* **To be done**:
Scan the entries below and extract each line with the word "Future" in it.

--- Start ---

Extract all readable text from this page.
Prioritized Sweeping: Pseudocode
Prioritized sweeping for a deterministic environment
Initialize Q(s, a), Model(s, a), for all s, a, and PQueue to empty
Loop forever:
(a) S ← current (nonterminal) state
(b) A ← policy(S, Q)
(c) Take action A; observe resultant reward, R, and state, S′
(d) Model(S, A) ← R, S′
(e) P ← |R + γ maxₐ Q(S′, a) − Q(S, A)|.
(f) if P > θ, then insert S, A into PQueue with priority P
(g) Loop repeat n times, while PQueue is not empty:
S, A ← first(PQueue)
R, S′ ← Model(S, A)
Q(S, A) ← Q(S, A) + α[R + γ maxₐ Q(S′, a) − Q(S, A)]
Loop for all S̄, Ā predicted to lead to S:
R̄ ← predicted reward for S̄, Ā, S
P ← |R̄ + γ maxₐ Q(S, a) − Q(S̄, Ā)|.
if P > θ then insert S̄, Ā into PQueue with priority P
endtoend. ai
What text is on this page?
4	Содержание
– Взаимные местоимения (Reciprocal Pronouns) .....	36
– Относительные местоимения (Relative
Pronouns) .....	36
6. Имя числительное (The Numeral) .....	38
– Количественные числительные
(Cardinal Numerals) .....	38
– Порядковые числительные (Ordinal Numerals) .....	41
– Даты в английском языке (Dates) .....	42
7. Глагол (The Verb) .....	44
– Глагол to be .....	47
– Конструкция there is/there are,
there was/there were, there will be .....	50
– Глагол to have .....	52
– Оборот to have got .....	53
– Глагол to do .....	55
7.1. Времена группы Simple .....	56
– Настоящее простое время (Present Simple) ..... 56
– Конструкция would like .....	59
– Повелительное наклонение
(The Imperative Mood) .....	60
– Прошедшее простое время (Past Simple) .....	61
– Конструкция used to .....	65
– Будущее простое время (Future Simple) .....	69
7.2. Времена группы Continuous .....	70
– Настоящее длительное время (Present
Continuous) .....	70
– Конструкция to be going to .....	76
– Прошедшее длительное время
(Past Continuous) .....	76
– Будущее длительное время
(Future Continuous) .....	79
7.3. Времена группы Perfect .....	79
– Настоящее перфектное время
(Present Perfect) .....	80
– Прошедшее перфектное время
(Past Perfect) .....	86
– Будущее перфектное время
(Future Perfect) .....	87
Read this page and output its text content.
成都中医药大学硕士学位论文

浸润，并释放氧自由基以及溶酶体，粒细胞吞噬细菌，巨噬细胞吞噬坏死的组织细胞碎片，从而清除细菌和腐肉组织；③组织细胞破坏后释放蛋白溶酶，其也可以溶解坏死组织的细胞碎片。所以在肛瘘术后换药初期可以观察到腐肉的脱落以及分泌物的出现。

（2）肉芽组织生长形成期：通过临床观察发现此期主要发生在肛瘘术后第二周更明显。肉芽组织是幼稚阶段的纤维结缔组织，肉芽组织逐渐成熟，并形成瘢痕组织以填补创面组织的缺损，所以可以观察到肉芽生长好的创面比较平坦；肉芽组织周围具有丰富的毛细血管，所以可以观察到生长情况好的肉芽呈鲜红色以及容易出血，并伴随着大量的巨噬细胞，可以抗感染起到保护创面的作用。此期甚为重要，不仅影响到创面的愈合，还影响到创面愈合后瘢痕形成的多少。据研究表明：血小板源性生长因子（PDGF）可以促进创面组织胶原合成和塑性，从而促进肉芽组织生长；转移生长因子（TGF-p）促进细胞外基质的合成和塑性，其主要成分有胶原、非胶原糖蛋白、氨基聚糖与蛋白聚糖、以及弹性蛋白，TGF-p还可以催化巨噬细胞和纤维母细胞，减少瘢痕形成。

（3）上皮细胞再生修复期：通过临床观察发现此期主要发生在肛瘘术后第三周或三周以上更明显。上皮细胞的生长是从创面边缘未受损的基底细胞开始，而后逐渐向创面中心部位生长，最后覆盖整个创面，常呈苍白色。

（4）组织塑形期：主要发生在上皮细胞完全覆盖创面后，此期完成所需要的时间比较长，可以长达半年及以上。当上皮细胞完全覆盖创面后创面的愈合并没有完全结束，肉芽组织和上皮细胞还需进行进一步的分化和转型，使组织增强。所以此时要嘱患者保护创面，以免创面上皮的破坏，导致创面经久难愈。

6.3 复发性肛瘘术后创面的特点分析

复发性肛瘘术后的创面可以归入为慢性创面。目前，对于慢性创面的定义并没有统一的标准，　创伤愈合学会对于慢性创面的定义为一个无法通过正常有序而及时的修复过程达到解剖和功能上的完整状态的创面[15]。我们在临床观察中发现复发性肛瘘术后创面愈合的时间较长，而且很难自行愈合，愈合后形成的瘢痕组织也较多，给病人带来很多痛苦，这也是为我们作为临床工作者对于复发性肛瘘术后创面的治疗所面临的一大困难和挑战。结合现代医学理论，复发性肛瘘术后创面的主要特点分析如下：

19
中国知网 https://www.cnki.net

--- End ---

* **Expected answer**:
– Будущее простое время (Future Simple) .....	69
(Future Continuous) .....	79
(Future Perfect) .....	87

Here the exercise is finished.